──────── Records to use
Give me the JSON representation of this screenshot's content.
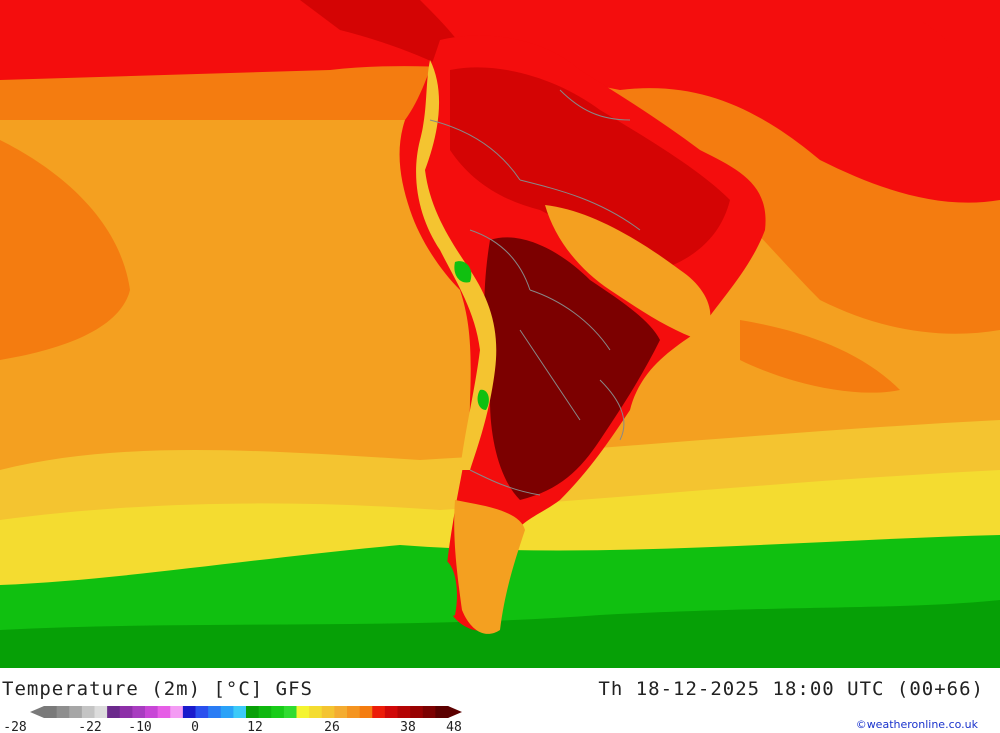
{
  "title": "Temperature (2m) [°C] GFS",
  "timestamp": "Th 18-12-2025 18:00 UTC (00+66)",
  "credit": "©weatheronline.co.uk",
  "legend": {
    "ticks": [
      "-28",
      "-22",
      "-10",
      "0",
      "12",
      "26",
      "38",
      "48"
    ],
    "colors": [
      "#7a7a7a",
      "#8e8e8e",
      "#a6a6a6",
      "#c4c4c4",
      "#dcdcdc",
      "#6b2a8c",
      "#8d2fa8",
      "#a83cc0",
      "#c846d6",
      "#e65ee6",
      "#f49cf4",
      "#1a1acc",
      "#2a50ee",
      "#2a7cf4",
      "#2aa2f8",
      "#3ccaf8",
      "#08a008",
      "#10b810",
      "#18cc18",
      "#30dc30",
      "#f4f430",
      "#f4dc30",
      "#f4c430",
      "#f4ac30",
      "#f49420",
      "#f47c10",
      "#ec1c08",
      "#d00808",
      "#b40404",
      "#980202",
      "#7c0101",
      "#5c0000"
    ]
  },
  "map_colors": {
    "hot": "#7c0000",
    "very_warm": "#d40404",
    "warm": "#f40d0d",
    "orange": "#f47c10",
    "light_orange": "#f4a020",
    "yellow": "#f4dc30",
    "green": "#10c010",
    "dark_green": "#06a006",
    "country_border": "#888888"
  }
}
────────────────
Written request —
Repeat each record exactly as shown above, dropping all images.

The response —
Give me the JSON representation of this screenshot's content.
{
  "title": "Temperature (2m) [°C] GFS",
  "timestamp": "Th 18-12-2025 18:00 UTC (00+66)",
  "credit": "©weatheronline.co.uk",
  "legend": {
    "ticks": [
      "-28",
      "-22",
      "-10",
      "0",
      "12",
      "26",
      "38",
      "48"
    ],
    "colors": [
      "#7a7a7a",
      "#8e8e8e",
      "#a6a6a6",
      "#c4c4c4",
      "#dcdcdc",
      "#6b2a8c",
      "#8d2fa8",
      "#a83cc0",
      "#c846d6",
      "#e65ee6",
      "#f49cf4",
      "#1a1acc",
      "#2a50ee",
      "#2a7cf4",
      "#2aa2f8",
      "#3ccaf8",
      "#08a008",
      "#10b810",
      "#18cc18",
      "#30dc30",
      "#f4f430",
      "#f4dc30",
      "#f4c430",
      "#f4ac30",
      "#f49420",
      "#f47c10",
      "#ec1c08",
      "#d00808",
      "#b40404",
      "#980202",
      "#7c0101",
      "#5c0000"
    ]
  },
  "map_colors": {
    "hot": "#7c0000",
    "very_warm": "#d40404",
    "warm": "#f40d0d",
    "orange": "#f47c10",
    "light_orange": "#f4a020",
    "yellow": "#f4dc30",
    "green": "#10c010",
    "dark_green": "#06a006",
    "country_border": "#888888"
  }
}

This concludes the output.